-- Work required --
Please transcribe the listing below in full and word for word, without its pictures.
__________________________________________________
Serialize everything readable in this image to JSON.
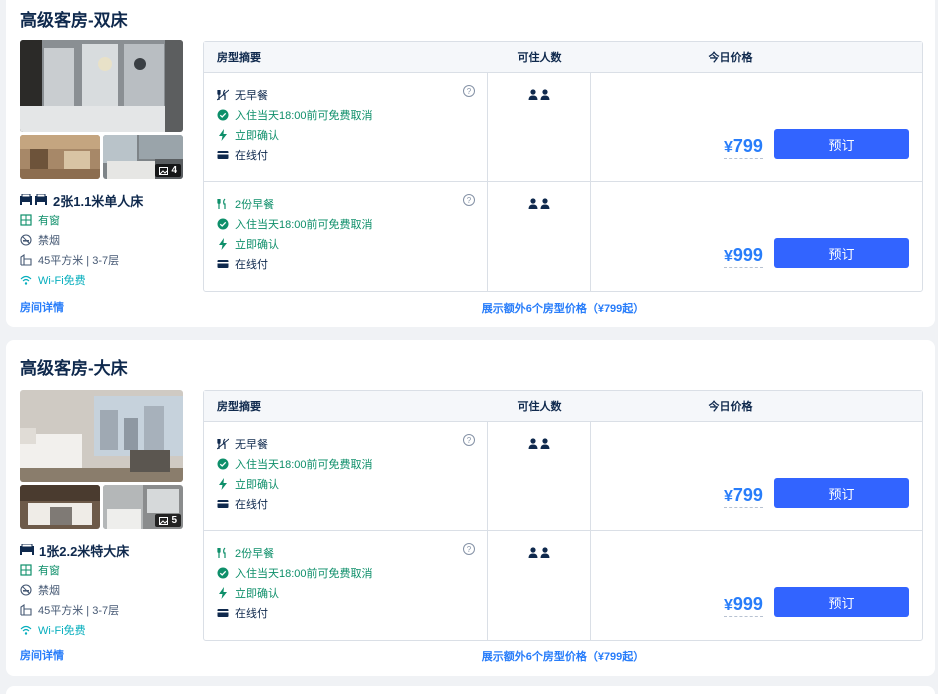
{
  "headers": {
    "summary": "房型摘要",
    "occupancy": "可住人数",
    "price": "今日价格"
  },
  "colors": {
    "accent": "#287dfa",
    "button": "#3264ff",
    "green": "#0e8f6a"
  },
  "rooms": [
    {
      "title": "高级客房-双床",
      "photo_count": "4",
      "bed": "2张1.1米单人床",
      "window": "有窗",
      "smoking": "禁烟",
      "area": "45平方米 | 3-7层",
      "wifi": "Wi-Fi免费",
      "detail_link": "房间详情",
      "more_link": "展示额外6个房型价格（¥799起）",
      "rates": [
        {
          "meal": "无早餐",
          "cancel": "入住当天18:00前可免费取消",
          "confirm": "立即确认",
          "pay": "在线付",
          "currency": "¥",
          "price": "799",
          "book": "预订"
        },
        {
          "meal": "2份早餐",
          "cancel": "入住当天18:00前可免费取消",
          "confirm": "立即确认",
          "pay": "在线付",
          "currency": "¥",
          "price": "999",
          "book": "预订"
        }
      ]
    },
    {
      "title": "高级客房-大床",
      "photo_count": "5",
      "bed": "1张2.2米特大床",
      "window": "有窗",
      "smoking": "禁烟",
      "area": "45平方米 | 3-7层",
      "wifi": "Wi-Fi免费",
      "detail_link": "房间详情",
      "more_link": "展示额外6个房型价格（¥799起）",
      "rates": [
        {
          "meal": "无早餐",
          "cancel": "入住当天18:00前可免费取消",
          "confirm": "立即确认",
          "pay": "在线付",
          "currency": "¥",
          "price": "799",
          "book": "预订"
        },
        {
          "meal": "2份早餐",
          "cancel": "入住当天18:00前可免费取消",
          "confirm": "立即确认",
          "pay": "在线付",
          "currency": "¥",
          "price": "999",
          "book": "预订"
        }
      ]
    }
  ]
}
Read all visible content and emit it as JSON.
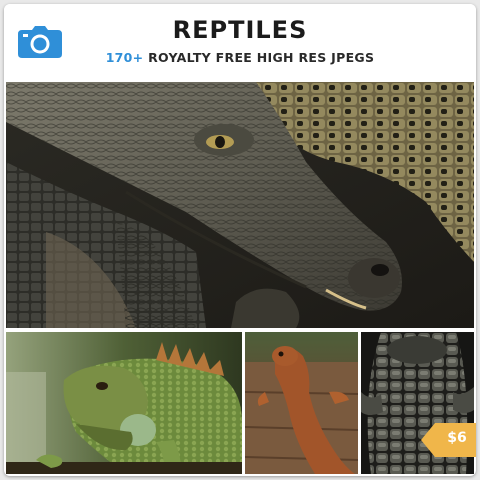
{
  "header": {
    "title": "REPTILES",
    "count": "170+",
    "subtitle_rest": " ROYALTY FREE HIGH RES JPEGS",
    "icon": "camera-icon",
    "icon_color": "#2f8fd8"
  },
  "photos": [
    {
      "name": "crocodile-closeup"
    },
    {
      "name": "green-iguana"
    },
    {
      "name": "brown-lizard-on-wood"
    },
    {
      "name": "crocodile-back-scales"
    }
  ],
  "price": {
    "label": "$6",
    "color": "#f0b64a"
  }
}
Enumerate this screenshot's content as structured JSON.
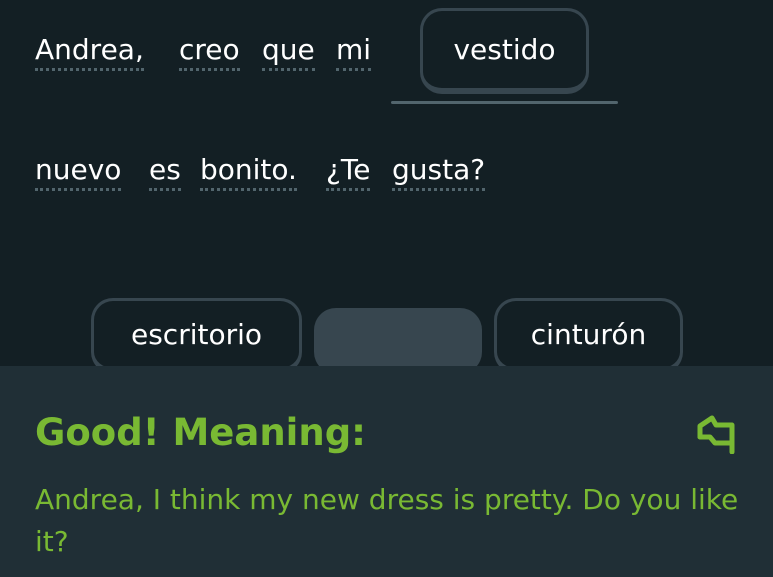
{
  "sentence": {
    "line1_words": [
      "Andrea,",
      "creo",
      "que",
      "mi"
    ],
    "placed_word": "vestido",
    "line2_words": [
      "nuevo",
      "es",
      "bonito.",
      "¿Te",
      "gusta?"
    ]
  },
  "word_bank": [
    {
      "label": "escritorio",
      "used": false
    },
    {
      "label": "",
      "used": true
    },
    {
      "label": "cinturón",
      "used": false
    }
  ],
  "feedback": {
    "title": "Good! Meaning:",
    "translation": "Andrea, I think my new dress is pretty. Do you like it?",
    "icon": "flag-icon"
  },
  "colors": {
    "background": "#131f24",
    "panel": "#202f36",
    "success_green": "#79b933",
    "chip_border": "#37464f",
    "underline": "#52656d"
  }
}
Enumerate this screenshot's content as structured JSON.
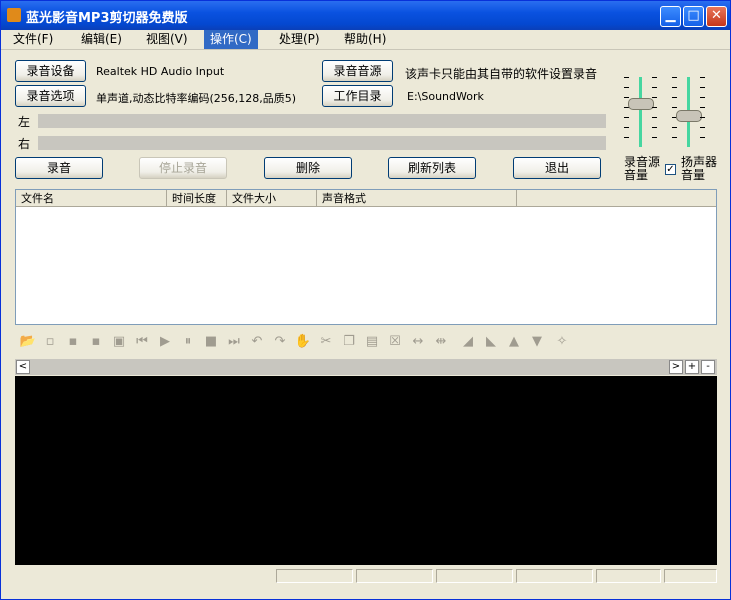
{
  "window": {
    "title": "蓝光影音MP3剪切器免费版",
    "minimize_glyph": "▁",
    "maximize_glyph": "□",
    "close_glyph": "✕"
  },
  "menu": [
    "文件(F)",
    "编辑(E)",
    "视图(V)",
    "操作(C)",
    "处理(P)",
    "帮助(H)"
  ],
  "active_menu": "操作(C)",
  "record": {
    "device_button": "录音设备",
    "device_value": "Realtek HD Audio Input",
    "options_button": "录音选项",
    "options_value": "单声道,动态比特率编码(256,128,品质5)",
    "source_button": "录音音源",
    "source_note": "该声卡只能由其自带的软件设置录音",
    "workdir_button": "工作目录",
    "workdir_value": "E:\\SoundWork",
    "left_label": "左",
    "right_label": "右"
  },
  "actions": {
    "record": "录音",
    "stop": "停止录音",
    "delete": "删除",
    "refresh": "刷新列表",
    "exit": "退出"
  },
  "volume": {
    "source_label_1": "录音源",
    "source_label_2": "音量",
    "speaker_label_1": "扬声器",
    "speaker_label_2": "音量",
    "speaker_checked": true,
    "checkmark": "✓",
    "source_level": 0.65,
    "speaker_level": 0.45
  },
  "file_list": {
    "columns": [
      "文件名",
      "时间长度",
      "文件大小",
      "声音格式"
    ]
  },
  "toolbar_icons": [
    "open-icon",
    "new-icon",
    "save-icon",
    "save-as-icon",
    "export-icon",
    "skip-start-icon",
    "play-icon",
    "pause-icon",
    "stop-icon",
    "skip-end-icon",
    "undo-icon",
    "redo-icon",
    "hand-icon",
    "cut-icon",
    "copy-icon",
    "paste-icon",
    "delete-icon",
    "trim-icon",
    "insert-silence-icon",
    "fade-in-icon",
    "fade-out-icon",
    "volume-up-icon",
    "volume-down-icon",
    "effect-icon"
  ],
  "scroll": {
    "left": "<",
    "right": ">",
    "zoom_in": "+",
    "zoom_out": "-"
  }
}
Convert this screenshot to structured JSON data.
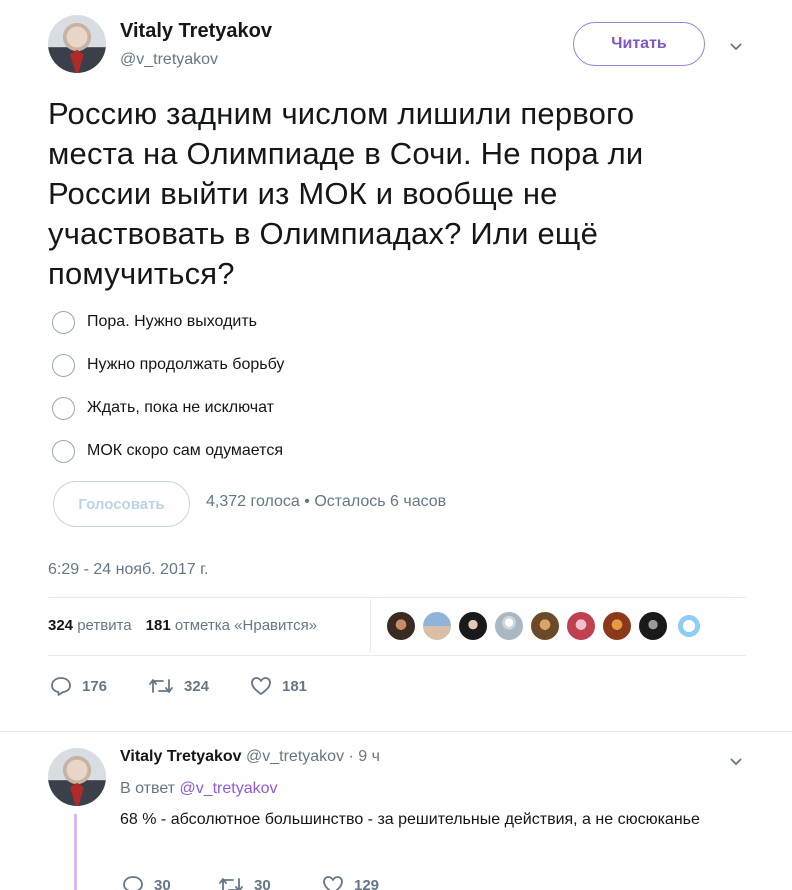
{
  "tweet": {
    "author_name": "Vitaly Tretyakov",
    "author_handle": "@v_tretyakov",
    "follow_label": "Читать",
    "text": "Россию задним числом лишили первого места на Олимпиаде в Сочи. Не пора ли России выйти из МОК и вообще не участвовать в Олимпиадах? Или ещё помучиться?",
    "poll": {
      "options": [
        "Пора. Нужно выходить",
        "Нужно продолжать борьбу",
        "Ждать, пока не исключат",
        "МОК скоро сам одумается"
      ],
      "vote_label": "Голосовать",
      "meta": "4,372 голоса • Осталось 6 часов"
    },
    "timestamp": "6:29 - 24 нояб. 2017 г.",
    "stats": {
      "retweets_count": "324",
      "retweets_label": "ретвита",
      "likes_count": "181",
      "likes_label": "отметка «Нравится»"
    },
    "actions": {
      "reply_count": "176",
      "retweet_count": "324",
      "like_count": "181"
    }
  },
  "reply": {
    "author_name": "Vitaly Tretyakov",
    "handle_time": "@v_tretyakov · 9 ч",
    "in_reply_prefix": "В ответ",
    "in_reply_handle": "@v_tretyakov",
    "text": "68 % - абсолютное большинство - за решительные действия, а не сюсюканье",
    "actions": {
      "reply_count": "30",
      "retweet_count": "30",
      "like_count": "129"
    }
  },
  "colors": {
    "accent": "#7e57c2",
    "text": "#14171a",
    "muted": "#657786",
    "vote_disabled": "#b8d4e8"
  }
}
__________________________________________________
-- Exercise response --
Serialize everything readable in this image to JSON.
{
  "headers": {
    "summary": "房型摘要",
    "occupancy": "可住人数",
    "price": "今日价格"
  },
  "colors": {
    "accent": "#287dfa",
    "button": "#3264ff",
    "green": "#0e8f6a"
  },
  "rooms": [
    {
      "title": "高级客房-双床",
      "photo_count": "4",
      "bed": "2张1.1米单人床",
      "window": "有窗",
      "smoking": "禁烟",
      "area": "45平方米 | 3-7层",
      "wifi": "Wi-Fi免费",
      "detail_link": "房间详情",
      "more_link": "展示额外6个房型价格（¥799起）",
      "rates": [
        {
          "meal": "无早餐",
          "cancel": "入住当天18:00前可免费取消",
          "confirm": "立即确认",
          "pay": "在线付",
          "currency": "¥",
          "price": "799",
          "book": "预订"
        },
        {
          "meal": "2份早餐",
          "cancel": "入住当天18:00前可免费取消",
          "confirm": "立即确认",
          "pay": "在线付",
          "currency": "¥",
          "price": "999",
          "book": "预订"
        }
      ]
    },
    {
      "title": "高级客房-大床",
      "photo_count": "5",
      "bed": "1张2.2米特大床",
      "window": "有窗",
      "smoking": "禁烟",
      "area": "45平方米 | 3-7层",
      "wifi": "Wi-Fi免费",
      "detail_link": "房间详情",
      "more_link": "展示额外6个房型价格（¥799起）",
      "rates": [
        {
          "meal": "无早餐",
          "cancel": "入住当天18:00前可免费取消",
          "confirm": "立即确认",
          "pay": "在线付",
          "currency": "¥",
          "price": "799",
          "book": "预订"
        },
        {
          "meal": "2份早餐",
          "cancel": "入住当天18:00前可免费取消",
          "confirm": "立即确认",
          "pay": "在线付",
          "currency": "¥",
          "price": "999",
          "book": "预订"
        }
      ]
    }
  ]
}
Read all visible content and emit it as JSON.
{
  "header": {
    "title": "REPTILES",
    "count": "170+",
    "subtitle_rest": " ROYALTY FREE HIGH RES JPEGS",
    "icon": "camera-icon",
    "icon_color": "#2f8fd8"
  },
  "photos": [
    {
      "name": "crocodile-closeup"
    },
    {
      "name": "green-iguana"
    },
    {
      "name": "brown-lizard-on-wood"
    },
    {
      "name": "crocodile-back-scales"
    }
  ],
  "price": {
    "label": "$6",
    "color": "#f0b64a"
  }
}
Enumerate this screenshot's content as structured JSON.
{
  "sentence": {
    "line1_words": [
      "Andrea,",
      "creo",
      "que",
      "mi"
    ],
    "placed_word": "vestido",
    "line2_words": [
      "nuevo",
      "es",
      "bonito.",
      "¿Te",
      "gusta?"
    ]
  },
  "word_bank": [
    {
      "label": "escritorio",
      "used": false
    },
    {
      "label": "",
      "used": true
    },
    {
      "label": "cinturón",
      "used": false
    }
  ],
  "feedback": {
    "title": "Good! Meaning:",
    "translation": "Andrea, I think my new dress is pretty. Do you like it?",
    "icon": "flag-icon"
  },
  "colors": {
    "background": "#131f24",
    "panel": "#202f36",
    "success_green": "#79b933",
    "chip_border": "#37464f",
    "underline": "#52656d"
  }
}
Enumerate this screenshot's content as structured JSON.
{
  "window": {
    "title": "蓝光影音MP3剪切器免费版",
    "minimize_glyph": "▁",
    "maximize_glyph": "□",
    "close_glyph": "✕"
  },
  "menu": [
    "文件(F)",
    "编辑(E)",
    "视图(V)",
    "操作(C)",
    "处理(P)",
    "帮助(H)"
  ],
  "active_menu": "操作(C)",
  "record": {
    "device_button": "录音设备",
    "device_value": "Realtek HD Audio Input",
    "options_button": "录音选项",
    "options_value": "单声道,动态比特率编码(256,128,品质5)",
    "source_button": "录音音源",
    "source_note": "该声卡只能由其自带的软件设置录音",
    "workdir_button": "工作目录",
    "workdir_value": "E:\\SoundWork",
    "left_label": "左",
    "right_label": "右"
  },
  "actions": {
    "record": "录音",
    "stop": "停止录音",
    "delete": "删除",
    "refresh": "刷新列表",
    "exit": "退出"
  },
  "volume": {
    "source_label_1": "录音源",
    "source_label_2": "音量",
    "speaker_label_1": "扬声器",
    "speaker_label_2": "音量",
    "speaker_checked": true,
    "checkmark": "✓",
    "source_level": 0.65,
    "speaker_level": 0.45
  },
  "file_list": {
    "columns": [
      "文件名",
      "时间长度",
      "文件大小",
      "声音格式"
    ]
  },
  "toolbar_icons": [
    "open-icon",
    "new-icon",
    "save-icon",
    "save-as-icon",
    "export-icon",
    "skip-start-icon",
    "play-icon",
    "pause-icon",
    "stop-icon",
    "skip-end-icon",
    "undo-icon",
    "redo-icon",
    "hand-icon",
    "cut-icon",
    "copy-icon",
    "paste-icon",
    "delete-icon",
    "trim-icon",
    "insert-silence-icon",
    "fade-in-icon",
    "fade-out-icon",
    "volume-up-icon",
    "volume-down-icon",
    "effect-icon"
  ],
  "scroll": {
    "left": "<",
    "right": ">",
    "zoom_in": "+",
    "zoom_out": "-"
  }
}
Convert this screenshot to structured JSON data.
{
  "tweet": {
    "author_name": "Vitaly Tretyakov",
    "author_handle": "@v_tretyakov",
    "follow_label": "Читать",
    "text": "Россию задним числом лишили первого места на Олимпиаде в Сочи. Не пора ли России выйти из МОК и вообще не участвовать в Олимпиадах? Или ещё помучиться?",
    "poll": {
      "options": [
        "Пора. Нужно выходить",
        "Нужно продолжать борьбу",
        "Ждать, пока не исключат",
        "МОК скоро сам одумается"
      ],
      "vote_label": "Голосовать",
      "meta": "4,372 голоса • Осталось 6 часов"
    },
    "timestamp": "6:29 - 24 нояб. 2017 г.",
    "stats": {
      "retweets_count": "324",
      "retweets_label": "ретвита",
      "likes_count": "181",
      "likes_label": "отметка «Нравится»"
    },
    "actions": {
      "reply_count": "176",
      "retweet_count": "324",
      "like_count": "181"
    }
  },
  "reply": {
    "author_name": "Vitaly Tretyakov",
    "handle_time": "@v_tretyakov · 9 ч",
    "in_reply_prefix": "В ответ",
    "in_reply_handle": "@v_tretyakov",
    "text": "68 % - абсолютное большинство - за решительные действия, а не сюсюканье",
    "actions": {
      "reply_count": "30",
      "retweet_count": "30",
      "like_count": "129"
    }
  },
  "colors": {
    "accent": "#7e57c2",
    "text": "#14171a",
    "muted": "#657786",
    "vote_disabled": "#b8d4e8"
  }
}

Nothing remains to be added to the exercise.